**Task brief**. Reproduce every line of the items below verbatim, omitting the pictures.

Labeled region entries:
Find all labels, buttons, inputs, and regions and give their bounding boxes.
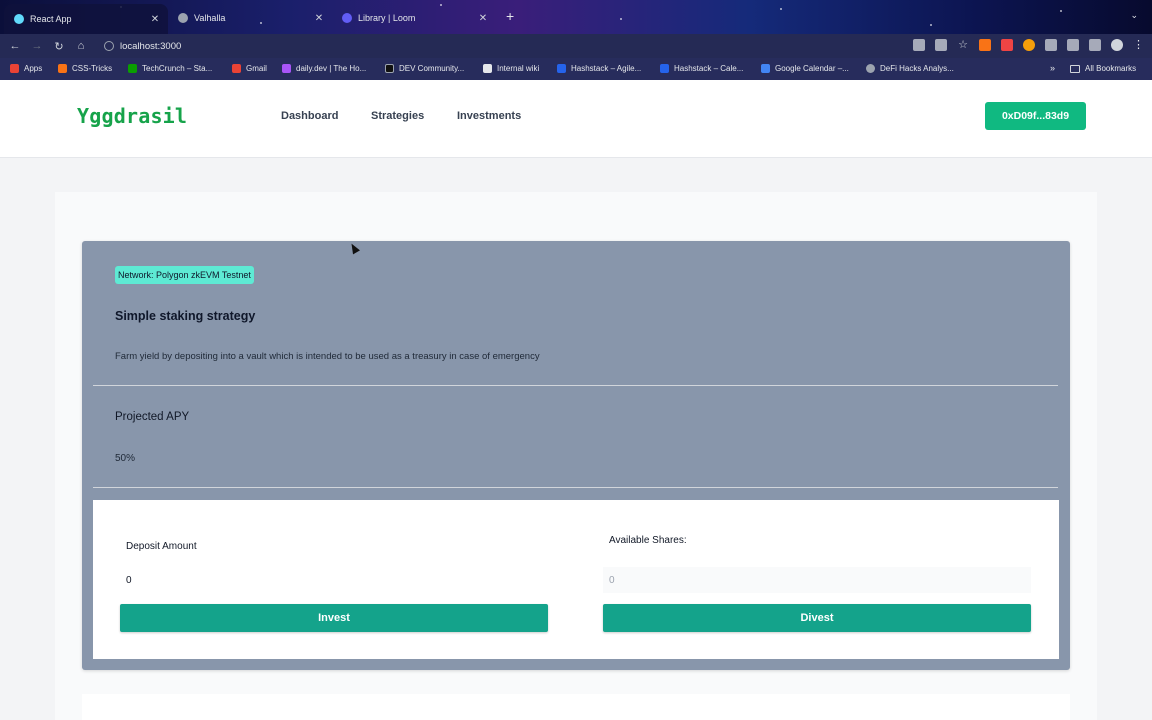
react-favicon-icon: [14, 14, 24, 24]
install-app-icon[interactable]: [913, 38, 925, 51]
site-info-icon[interactable]: [104, 41, 114, 51]
daily-dev-icon: [282, 64, 291, 73]
new-tab-plus-icon[interactable]: +: [506, 8, 514, 24]
bookmark-label: Apps: [24, 64, 43, 73]
share-icon[interactable]: [935, 38, 947, 51]
strategy-card: Network: Polygon zkEVM Testnet Simple st…: [82, 241, 1070, 670]
more-menu-icon[interactable]: ⋮: [1133, 38, 1144, 51]
bookmark-label: CSS-Tricks: [72, 64, 113, 73]
next-strategy-card: [82, 694, 1070, 720]
extension-icon[interactable]: [1045, 38, 1057, 51]
tab-title: Valhalla: [194, 13, 226, 23]
url-text: localhost:3000: [120, 40, 182, 52]
techcrunch-icon: [128, 64, 137, 73]
bookmark-label: Hashstack – Agile...: [571, 64, 642, 73]
nav-link-strategies[interactable]: Strategies: [371, 110, 424, 122]
css-tricks-icon: [58, 64, 67, 73]
bookmark-label: Internal wiki: [497, 64, 540, 73]
bookmark-internal-wiki[interactable]: Internal wiki: [483, 64, 539, 73]
bookmark-label: All Bookmarks: [1085, 64, 1137, 73]
invest-button[interactable]: Invest: [120, 604, 548, 632]
strategy-title: Simple staking strategy: [115, 309, 256, 323]
bookmark-label: Google Calendar –...: [775, 64, 849, 73]
tab-search-chevron-icon[interactable]: ⌄: [1130, 10, 1138, 21]
calendar-icon: [660, 64, 669, 73]
metamask-extension-icon[interactable]: [979, 38, 991, 51]
browser-toolbar: ← → ↻ ⌂ localhost:3000 ☆ ⋮: [0, 34, 1152, 58]
invest-panel: Deposit Amount Available Shares: Invest …: [93, 500, 1059, 659]
bookmark-label: Hashstack – Cale...: [674, 64, 744, 73]
home-icon[interactable]: ⌂: [70, 40, 92, 52]
browser-tab-strip: React App ✕ Valhalla ✕ Library | Loom ✕ …: [0, 0, 1152, 34]
browser-tab-react-app[interactable]: React App ✕: [4, 4, 168, 34]
bookmark-gmail[interactable]: Gmail: [232, 64, 267, 73]
bookmark-apps[interactable]: Apps: [10, 64, 42, 73]
address-bar[interactable]: localhost:3000: [100, 37, 900, 55]
toolbar-icons: ☆ ⋮: [913, 38, 1144, 51]
deposit-amount-input[interactable]: [120, 567, 548, 593]
loom-favicon-icon: [342, 13, 352, 23]
more-bookmarks-chevron[interactable]: »: [1050, 63, 1055, 73]
bookmark-google-calendar[interactable]: Google Calendar –...: [761, 64, 849, 73]
deposit-amount-label: Deposit Amount: [126, 541, 197, 552]
browser-tab-loom[interactable]: Library | Loom ✕: [332, 6, 496, 30]
tab-title: React App: [30, 14, 72, 24]
close-icon[interactable]: ✕: [476, 13, 490, 24]
reload-icon[interactable]: ↻: [48, 40, 70, 53]
app-logo[interactable]: Yggdrasil: [77, 104, 187, 128]
dev-icon: [385, 64, 394, 73]
close-icon[interactable]: ✕: [148, 14, 162, 25]
bookmark-label: TechCrunch – Sta...: [142, 64, 213, 73]
back-arrow-icon[interactable]: ←: [4, 40, 26, 52]
background-star: [1060, 10, 1062, 12]
nav-link-investments[interactable]: Investments: [457, 110, 521, 122]
folder-icon: [1070, 64, 1080, 73]
divider: [93, 487, 1058, 488]
bookmark-label: Gmail: [246, 64, 267, 73]
bookmarks-bar: Apps CSS-Tricks TechCrunch – Sta... Gmai…: [0, 58, 1152, 80]
close-icon[interactable]: ✕: [312, 13, 326, 24]
bookmark-label: daily.dev | The Ho...: [296, 64, 367, 73]
globe-favicon-icon: [178, 13, 188, 23]
globe-icon: [866, 64, 875, 73]
extension-icon[interactable]: [1023, 38, 1035, 51]
apy-label: Projected APY: [115, 411, 190, 423]
tab-title: Library | Loom: [358, 13, 416, 23]
network-badge: Network: Polygon zkEVM Testnet: [115, 266, 254, 284]
notion-icon: [483, 64, 492, 73]
bookmark-star-icon[interactable]: ☆: [957, 39, 969, 51]
divest-button[interactable]: Divest: [603, 604, 1031, 632]
strategy-description: Farm yield by depositing into a vault wh…: [115, 351, 540, 362]
app-header: Yggdrasil Dashboard Strategies Investmen…: [0, 80, 1152, 158]
puzzle-extensions-icon[interactable]: [1067, 38, 1079, 51]
bookmark-label: DeFi Hacks Analys...: [880, 64, 954, 73]
profile-avatar-icon[interactable]: [1111, 38, 1123, 51]
available-shares-input: [603, 567, 1031, 593]
wallet-address-button[interactable]: 0xD09f...83d9: [985, 102, 1086, 130]
bookmark-daily-dev[interactable]: daily.dev | The Ho...: [282, 64, 366, 73]
gmail-icon: [232, 64, 241, 73]
bookmark-defi-hacks[interactable]: DeFi Hacks Analys...: [866, 64, 954, 73]
all-bookmarks[interactable]: All Bookmarks: [1070, 64, 1136, 73]
apps-grid-icon: [10, 64, 19, 73]
bookmark-dev-community[interactable]: DEV Community...: [385, 64, 464, 73]
available-shares-label: Available Shares:: [609, 535, 687, 546]
extension-icon[interactable]: [1001, 38, 1013, 51]
bookmark-hashstack-calendar[interactable]: Hashstack – Cale...: [660, 64, 743, 73]
nav-link-dashboard[interactable]: Dashboard: [281, 110, 338, 122]
apy-value: 50%: [115, 453, 136, 464]
browser-tab-valhalla[interactable]: Valhalla ✕: [168, 6, 332, 30]
background-star: [620, 18, 622, 20]
jira-icon: [557, 64, 566, 73]
bookmark-css-tricks[interactable]: CSS-Tricks: [58, 64, 112, 73]
bookmark-techcrunch[interactable]: TechCrunch – Sta...: [128, 64, 212, 73]
divider: [93, 385, 1058, 386]
background-star: [930, 24, 932, 26]
bookmark-hashstack-agile[interactable]: Hashstack – Agile...: [557, 64, 641, 73]
side-panel-icon[interactable]: [1089, 38, 1101, 51]
bookmark-label: DEV Community...: [399, 64, 465, 73]
forward-arrow-icon[interactable]: →: [26, 40, 48, 52]
background-star: [780, 8, 782, 10]
google-calendar-icon: [761, 64, 770, 73]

**Expected answer**.
Find all labels, buttons, inputs, and regions and give their bounding boxes.
react-favicon-icon: [14, 14, 24, 24]
install-app-icon[interactable]: [913, 38, 925, 51]
site-info-icon[interactable]: [104, 41, 114, 51]
daily-dev-icon: [282, 64, 291, 73]
new-tab-plus-icon[interactable]: +: [506, 8, 514, 24]
bookmark-label: Apps: [24, 64, 43, 73]
share-icon[interactable]: [935, 38, 947, 51]
strategy-card: Network: Polygon zkEVM Testnet Simple st…: [82, 241, 1070, 670]
more-menu-icon[interactable]: ⋮: [1133, 38, 1144, 51]
bookmark-label: CSS-Tricks: [72, 64, 113, 73]
next-strategy-card: [82, 694, 1070, 720]
extension-icon[interactable]: [1045, 38, 1057, 51]
tab-title: Valhalla: [194, 13, 226, 23]
url-text: localhost:3000: [120, 40, 182, 52]
techcrunch-icon: [128, 64, 137, 73]
bookmark-label: Hashstack – Agile...: [571, 64, 642, 73]
nav-link-strategies[interactable]: Strategies: [371, 110, 424, 122]
css-tricks-icon: [58, 64, 67, 73]
bookmark-label: Internal wiki: [497, 64, 540, 73]
bookmark-internal-wiki[interactable]: Internal wiki: [483, 64, 539, 73]
bookmark-label: All Bookmarks: [1085, 64, 1137, 73]
invest-button[interactable]: Invest: [120, 604, 548, 632]
strategy-title: Simple staking strategy: [115, 309, 256, 323]
bookmark-label: Google Calendar –...: [775, 64, 849, 73]
tab-search-chevron-icon[interactable]: ⌄: [1130, 10, 1138, 21]
calendar-icon: [660, 64, 669, 73]
metamask-extension-icon[interactable]: [979, 38, 991, 51]
browser-toolbar: ← → ↻ ⌂ localhost:3000 ☆ ⋮: [0, 34, 1152, 58]
invest-panel: Deposit Amount Available Shares: Invest …: [93, 500, 1059, 659]
bookmark-label: Hashstack – Cale...: [674, 64, 744, 73]
home-icon[interactable]: ⌂: [70, 40, 92, 52]
browser-tab-strip: React App ✕ Valhalla ✕ Library | Loom ✕ …: [0, 0, 1152, 34]
browser-tab-react-app[interactable]: React App ✕: [4, 4, 168, 34]
bookmark-gmail[interactable]: Gmail: [232, 64, 267, 73]
bookmark-apps[interactable]: Apps: [10, 64, 42, 73]
address-bar[interactable]: localhost:3000: [100, 37, 900, 55]
toolbar-icons: ☆ ⋮: [913, 38, 1144, 51]
deposit-amount-input[interactable]: [120, 567, 548, 593]
loom-favicon-icon: [342, 13, 352, 23]
more-bookmarks-chevron[interactable]: »: [1050, 63, 1055, 73]
bookmark-google-calendar[interactable]: Google Calendar –...: [761, 64, 849, 73]
deposit-amount-label: Deposit Amount: [126, 541, 197, 552]
browser-tab-loom[interactable]: Library | Loom ✕: [332, 6, 496, 30]
tab-title: React App: [30, 14, 72, 24]
close-icon[interactable]: ✕: [476, 13, 490, 24]
reload-icon[interactable]: ↻: [48, 40, 70, 53]
app-logo[interactable]: Yggdrasil: [77, 104, 187, 128]
dev-icon: [385, 64, 394, 73]
close-icon[interactable]: ✕: [148, 14, 162, 25]
bookmark-label: TechCrunch – Sta...: [142, 64, 213, 73]
back-arrow-icon[interactable]: ←: [4, 40, 26, 52]
background-star: [1060, 10, 1062, 12]
nav-link-investments[interactable]: Investments: [457, 110, 521, 122]
folder-icon: [1070, 64, 1080, 73]
divider: [93, 487, 1058, 488]
bookmark-label: Gmail: [246, 64, 267, 73]
bookmarks-bar: Apps CSS-Tricks TechCrunch – Sta... Gmai…: [0, 58, 1152, 80]
close-icon[interactable]: ✕: [312, 13, 326, 24]
bookmark-label: daily.dev | The Ho...: [296, 64, 367, 73]
globe-favicon-icon: [178, 13, 188, 23]
globe-icon: [866, 64, 875, 73]
extension-icon[interactable]: [1023, 38, 1035, 51]
apy-label: Projected APY: [115, 411, 190, 423]
tab-title: Library | Loom: [358, 13, 416, 23]
network-badge: Network: Polygon zkEVM Testnet: [115, 266, 254, 284]
notion-icon: [483, 64, 492, 73]
bookmark-star-icon[interactable]: ☆: [957, 39, 969, 51]
divest-button[interactable]: Divest: [603, 604, 1031, 632]
strategy-description: Farm yield by depositing into a vault wh…: [115, 351, 540, 362]
app-header: Yggdrasil Dashboard Strategies Investmen…: [0, 80, 1152, 158]
puzzle-extensions-icon[interactable]: [1067, 38, 1079, 51]
bookmark-label: DeFi Hacks Analys...: [880, 64, 954, 73]
profile-avatar-icon[interactable]: [1111, 38, 1123, 51]
available-shares-input: [603, 567, 1031, 593]
wallet-address-button[interactable]: 0xD09f...83d9: [985, 102, 1086, 130]
bookmark-daily-dev[interactable]: daily.dev | The Ho...: [282, 64, 366, 73]
gmail-icon: [232, 64, 241, 73]
bookmark-defi-hacks[interactable]: DeFi Hacks Analys...: [866, 64, 954, 73]
all-bookmarks[interactable]: All Bookmarks: [1070, 64, 1136, 73]
apps-grid-icon: [10, 64, 19, 73]
bookmark-dev-community[interactable]: DEV Community...: [385, 64, 464, 73]
available-shares-label: Available Shares:: [609, 535, 687, 546]
extension-icon[interactable]: [1001, 38, 1013, 51]
bookmark-hashstack-calendar[interactable]: Hashstack – Cale...: [660, 64, 743, 73]
nav-link-dashboard[interactable]: Dashboard: [281, 110, 338, 122]
apy-value: 50%: [115, 453, 136, 464]
browser-tab-valhalla[interactable]: Valhalla ✕: [168, 6, 332, 30]
background-star: [620, 18, 622, 20]
jira-icon: [557, 64, 566, 73]
bookmark-css-tricks[interactable]: CSS-Tricks: [58, 64, 112, 73]
bookmark-techcrunch[interactable]: TechCrunch – Sta...: [128, 64, 212, 73]
divider: [93, 385, 1058, 386]
background-star: [930, 24, 932, 26]
bookmark-hashstack-agile[interactable]: Hashstack – Agile...: [557, 64, 641, 73]
side-panel-icon[interactable]: [1089, 38, 1101, 51]
bookmark-label: DEV Community...: [399, 64, 465, 73]
forward-arrow-icon[interactable]: →: [26, 40, 48, 52]
background-star: [780, 8, 782, 10]
google-calendar-icon: [761, 64, 770, 73]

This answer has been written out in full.